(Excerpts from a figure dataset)
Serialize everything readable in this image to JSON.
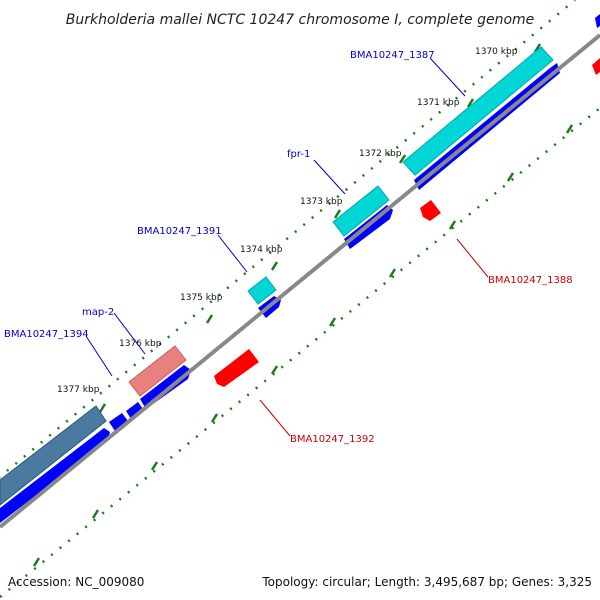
{
  "title": "Burkholderia mallei NCTC 10247 chromosome I, complete genome",
  "footer": {
    "accession": "Accession: NC_009080",
    "summary": "Topology: circular; Length: 3,495,687 bp; Genes: 3,325"
  },
  "ticks": [
    "1370 kbp",
    "1371 kbp",
    "1372 kbp",
    "1373 kbp",
    "1374 kbp",
    "1375 kbp",
    "1376 kbp",
    "1377 kbp"
  ],
  "genes": {
    "forward": [
      {
        "label": "BMA10247_1387"
      },
      {
        "label": "fpr-1"
      },
      {
        "label": "BMA10247_1391"
      },
      {
        "label": "map-2"
      },
      {
        "label": "BMA10247_1394"
      }
    ],
    "reverse": [
      {
        "label": "BMA10247_1388"
      },
      {
        "label": "BMA10247_1392"
      }
    ]
  },
  "colors": {
    "forward_label": "#0000cc",
    "reverse_label": "#cc0000",
    "cds_forward": "#0000ff",
    "cds_reverse": "#ff0000",
    "backbone": "#888888",
    "tick": "#1a7a1a",
    "gene_cyan": "#00d6d6",
    "gene_pink": "#e88080",
    "gene_steel": "#4a7aa0"
  }
}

● **WORK TASK**: Every entry above should be written out again verbatim, with no pictures included.

● **WRITTEN RESPONSE**:
Serialize everything readable in this image to JSON.
{
  "title": "Burkholderia mallei NCTC 10247 chromosome I, complete genome",
  "footer": {
    "accession": "Accession: NC_009080",
    "summary": "Topology: circular; Length: 3,495,687 bp; Genes: 3,325"
  },
  "ticks": [
    "1370 kbp",
    "1371 kbp",
    "1372 kbp",
    "1373 kbp",
    "1374 kbp",
    "1375 kbp",
    "1376 kbp",
    "1377 kbp"
  ],
  "genes": {
    "forward": [
      {
        "label": "BMA10247_1387"
      },
      {
        "label": "fpr-1"
      },
      {
        "label": "BMA10247_1391"
      },
      {
        "label": "map-2"
      },
      {
        "label": "BMA10247_1394"
      }
    ],
    "reverse": [
      {
        "label": "BMA10247_1388"
      },
      {
        "label": "BMA10247_1392"
      }
    ]
  },
  "colors": {
    "forward_label": "#0000cc",
    "reverse_label": "#cc0000",
    "cds_forward": "#0000ff",
    "cds_reverse": "#ff0000",
    "backbone": "#888888",
    "tick": "#1a7a1a",
    "gene_cyan": "#00d6d6",
    "gene_pink": "#e88080",
    "gene_steel": "#4a7aa0"
  }
}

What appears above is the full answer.